**REQUIREMENT:** Output the records exactly. Include every line.

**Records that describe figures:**
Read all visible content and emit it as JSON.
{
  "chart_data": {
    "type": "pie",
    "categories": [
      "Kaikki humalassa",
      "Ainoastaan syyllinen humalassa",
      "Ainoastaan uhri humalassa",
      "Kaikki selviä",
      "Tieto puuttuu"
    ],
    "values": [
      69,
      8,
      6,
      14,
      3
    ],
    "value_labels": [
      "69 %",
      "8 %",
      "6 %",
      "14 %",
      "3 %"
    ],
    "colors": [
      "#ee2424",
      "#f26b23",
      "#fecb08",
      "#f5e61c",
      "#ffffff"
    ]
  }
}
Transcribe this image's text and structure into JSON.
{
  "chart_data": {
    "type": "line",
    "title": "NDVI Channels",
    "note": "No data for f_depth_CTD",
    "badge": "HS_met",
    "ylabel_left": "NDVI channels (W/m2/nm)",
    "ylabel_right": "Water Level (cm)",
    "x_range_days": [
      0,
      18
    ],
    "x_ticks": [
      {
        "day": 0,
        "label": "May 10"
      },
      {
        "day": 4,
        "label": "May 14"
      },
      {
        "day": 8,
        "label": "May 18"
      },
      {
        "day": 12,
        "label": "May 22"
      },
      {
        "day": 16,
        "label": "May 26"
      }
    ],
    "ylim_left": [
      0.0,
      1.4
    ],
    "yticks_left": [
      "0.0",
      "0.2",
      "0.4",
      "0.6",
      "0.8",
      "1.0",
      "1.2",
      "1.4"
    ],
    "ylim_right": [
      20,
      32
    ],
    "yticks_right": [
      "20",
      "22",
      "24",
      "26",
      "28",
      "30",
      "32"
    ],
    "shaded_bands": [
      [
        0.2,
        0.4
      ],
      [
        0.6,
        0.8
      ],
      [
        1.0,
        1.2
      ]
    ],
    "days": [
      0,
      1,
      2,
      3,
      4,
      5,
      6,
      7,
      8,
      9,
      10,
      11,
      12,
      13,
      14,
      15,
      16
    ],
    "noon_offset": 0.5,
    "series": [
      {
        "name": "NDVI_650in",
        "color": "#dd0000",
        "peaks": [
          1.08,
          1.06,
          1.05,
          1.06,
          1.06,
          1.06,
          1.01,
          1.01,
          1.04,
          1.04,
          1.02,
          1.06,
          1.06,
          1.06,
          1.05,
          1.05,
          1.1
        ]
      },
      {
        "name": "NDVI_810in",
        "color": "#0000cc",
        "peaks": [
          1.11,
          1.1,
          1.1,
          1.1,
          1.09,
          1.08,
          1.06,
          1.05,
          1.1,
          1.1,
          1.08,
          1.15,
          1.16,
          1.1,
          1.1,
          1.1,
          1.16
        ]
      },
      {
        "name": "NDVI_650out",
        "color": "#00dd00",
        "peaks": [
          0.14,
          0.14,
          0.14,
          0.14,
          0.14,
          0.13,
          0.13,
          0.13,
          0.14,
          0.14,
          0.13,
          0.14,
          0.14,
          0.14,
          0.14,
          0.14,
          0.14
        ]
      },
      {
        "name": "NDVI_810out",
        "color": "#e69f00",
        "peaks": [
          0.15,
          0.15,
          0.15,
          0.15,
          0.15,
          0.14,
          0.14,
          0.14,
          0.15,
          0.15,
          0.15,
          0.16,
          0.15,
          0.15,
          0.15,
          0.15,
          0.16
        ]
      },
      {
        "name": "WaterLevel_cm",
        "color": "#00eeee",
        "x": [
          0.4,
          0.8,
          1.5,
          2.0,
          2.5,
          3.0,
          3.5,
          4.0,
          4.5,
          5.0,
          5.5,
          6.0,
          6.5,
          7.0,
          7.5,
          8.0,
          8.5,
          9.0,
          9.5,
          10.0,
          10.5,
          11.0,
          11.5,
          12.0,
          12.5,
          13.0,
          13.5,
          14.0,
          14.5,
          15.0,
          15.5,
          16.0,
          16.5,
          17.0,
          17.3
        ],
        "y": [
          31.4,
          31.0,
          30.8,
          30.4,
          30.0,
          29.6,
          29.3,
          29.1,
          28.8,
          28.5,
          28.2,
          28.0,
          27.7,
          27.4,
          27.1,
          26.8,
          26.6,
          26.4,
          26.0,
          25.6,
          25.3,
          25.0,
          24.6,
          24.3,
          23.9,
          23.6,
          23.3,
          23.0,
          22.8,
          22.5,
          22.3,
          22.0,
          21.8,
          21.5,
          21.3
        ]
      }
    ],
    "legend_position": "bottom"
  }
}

**EXERCISE OUTPUT:**
Read all visible content and emit it as JSON.
{
  "chart_data": {
    "type": "pie",
    "categories": [
      "Kaikki humalassa",
      "Ainoastaan syyllinen humalassa",
      "Ainoastaan uhri humalassa",
      "Kaikki selviä",
      "Tieto puuttuu"
    ],
    "values": [
      69,
      8,
      6,
      14,
      3
    ],
    "value_labels": [
      "69 %",
      "8 %",
      "6 %",
      "14 %",
      "3 %"
    ],
    "colors": [
      "#ee2424",
      "#f26b23",
      "#fecb08",
      "#f5e61c",
      "#ffffff"
    ]
  }
}
Transcribe this image's text and structure into JSON.
{
  "chart_data": {
    "type": "line",
    "title": "NDVI Channels",
    "note": "No data for f_depth_CTD",
    "badge": "HS_met",
    "ylabel_left": "NDVI channels (W/m2/nm)",
    "ylabel_right": "Water Level (cm)",
    "x_range_days": [
      0,
      18
    ],
    "x_ticks": [
      {
        "day": 0,
        "label": "May 10"
      },
      {
        "day": 4,
        "label": "May 14"
      },
      {
        "day": 8,
        "label": "May 18"
      },
      {
        "day": 12,
        "label": "May 22"
      },
      {
        "day": 16,
        "label": "May 26"
      }
    ],
    "ylim_left": [
      0.0,
      1.4
    ],
    "yticks_left": [
      "0.0",
      "0.2",
      "0.4",
      "0.6",
      "0.8",
      "1.0",
      "1.2",
      "1.4"
    ],
    "ylim_right": [
      20,
      32
    ],
    "yticks_right": [
      "20",
      "22",
      "24",
      "26",
      "28",
      "30",
      "32"
    ],
    "shaded_bands": [
      [
        0.2,
        0.4
      ],
      [
        0.6,
        0.8
      ],
      [
        1.0,
        1.2
      ]
    ],
    "days": [
      0,
      1,
      2,
      3,
      4,
      5,
      6,
      7,
      8,
      9,
      10,
      11,
      12,
      13,
      14,
      15,
      16
    ],
    "noon_offset": 0.5,
    "series": [
      {
        "name": "NDVI_650in",
        "color": "#dd0000",
        "peaks": [
          1.08,
          1.06,
          1.05,
          1.06,
          1.06,
          1.06,
          1.01,
          1.01,
          1.04,
          1.04,
          1.02,
          1.06,
          1.06,
          1.06,
          1.05,
          1.05,
          1.1
        ]
      },
      {
        "name": "NDVI_810in",
        "color": "#0000cc",
        "peaks": [
          1.11,
          1.1,
          1.1,
          1.1,
          1.09,
          1.08,
          1.06,
          1.05,
          1.1,
          1.1,
          1.08,
          1.15,
          1.16,
          1.1,
          1.1,
          1.1,
          1.16
        ]
      },
      {
        "name": "NDVI_650out",
        "color": "#00dd00",
        "peaks": [
          0.14,
          0.14,
          0.14,
          0.14,
          0.14,
          0.13,
          0.13,
          0.13,
          0.14,
          0.14,
          0.13,
          0.14,
          0.14,
          0.14,
          0.14,
          0.14,
          0.14
        ]
      },
      {
        "name": "NDVI_810out",
        "color": "#e69f00",
        "peaks": [
          0.15,
          0.15,
          0.15,
          0.15,
          0.15,
          0.14,
          0.14,
          0.14,
          0.15,
          0.15,
          0.15,
          0.16,
          0.15,
          0.15,
          0.15,
          0.15,
          0.16
        ]
      },
      {
        "name": "WaterLevel_cm",
        "color": "#00eeee",
        "x": [
          0.4,
          0.8,
          1.5,
          2.0,
          2.5,
          3.0,
          3.5,
          4.0,
          4.5,
          5.0,
          5.5,
          6.0,
          6.5,
          7.0,
          7.5,
          8.0,
          8.5,
          9.0,
          9.5,
          10.0,
          10.5,
          11.0,
          11.5,
          12.0,
          12.5,
          13.0,
          13.5,
          14.0,
          14.5,
          15.0,
          15.5,
          16.0,
          16.5,
          17.0,
          17.3
        ],
        "y": [
          31.4,
          31.0,
          30.8,
          30.4,
          30.0,
          29.6,
          29.3,
          29.1,
          28.8,
          28.5,
          28.2,
          28.0,
          27.7,
          27.4,
          27.1,
          26.8,
          26.6,
          26.4,
          26.0,
          25.6,
          25.3,
          25.0,
          24.6,
          24.3,
          23.9,
          23.6,
          23.3,
          23.0,
          22.8,
          22.5,
          22.3,
          22.0,
          21.8,
          21.5,
          21.3
        ]
      }
    ],
    "legend_position": "bottom"
  }
}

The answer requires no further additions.